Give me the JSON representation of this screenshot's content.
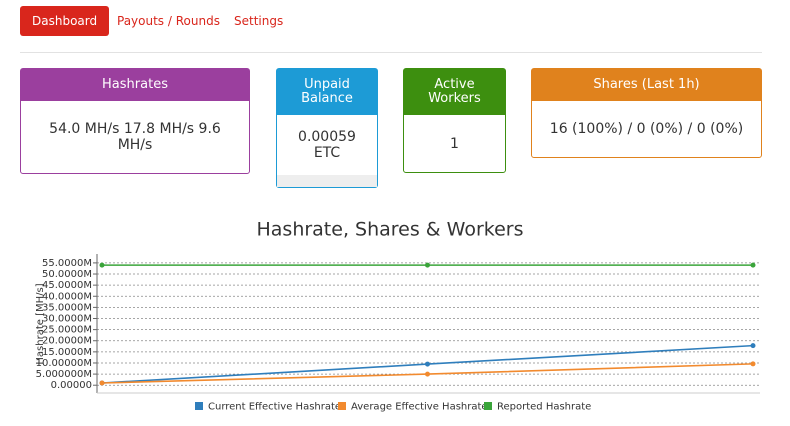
{
  "nav": {
    "tabs": [
      "Dashboard",
      "Payouts / Rounds",
      "Settings"
    ]
  },
  "cards": [
    {
      "title": "Hashrates",
      "body": "54.0 MH/s  17.8 MH/s  9.6 MH/s"
    },
    {
      "title": "Unpaid Balance",
      "body": "0.00059 ETC"
    },
    {
      "title": "Active Workers",
      "body": "1"
    },
    {
      "title": "Shares (Last 1h)",
      "body": "16 (100%) / 0 (0%) / 0 (0%)"
    }
  ],
  "chart_data": {
    "type": "line",
    "title": "Hashrate, Shares & Workers",
    "y_label": "Hashrate [MH/s]",
    "categories": [
      null,
      null,
      null
    ],
    "series": [
      {
        "name": "Current Effective Hashrate",
        "color": "#2f7ebc",
        "values": [
          1,
          9.5,
          17.8
        ]
      },
      {
        "name": "Average Effective Hashrate",
        "color": "#f28a2e",
        "values": [
          1,
          5,
          9.6
        ]
      },
      {
        "name": "Reported Hashrate",
        "color": "#3aa43a",
        "values": [
          54,
          54,
          54
        ]
      }
    ],
    "ylim": [
      -3.5,
      59
    ],
    "yticks": [
      {
        "value": 0,
        "label": "0.00000"
      },
      {
        "value": 5,
        "label": "5.000000M"
      },
      {
        "value": 10,
        "label": "10.00000M"
      },
      {
        "value": 15,
        "label": "15.0000M"
      },
      {
        "value": 20,
        "label": "20.0000M"
      },
      {
        "value": 25,
        "label": "25.0000M"
      },
      {
        "value": 30,
        "label": "30.0000M"
      },
      {
        "value": 35,
        "label": "35.0000M"
      },
      {
        "value": 40,
        "label": "40.0000M"
      },
      {
        "value": 45,
        "label": "45.0000M"
      },
      {
        "value": 50,
        "label": "50.0000M"
      },
      {
        "value": 55,
        "label": "55.0000M"
      }
    ],
    "grid": true
  }
}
= = = = = = =
» **Stated exercise**: Copy out all lines from the material above that contain the string "Effective".

» **Correct output**:
        "name": "Current Effective Hashrate",
        "name": "Average Effective Hashrate",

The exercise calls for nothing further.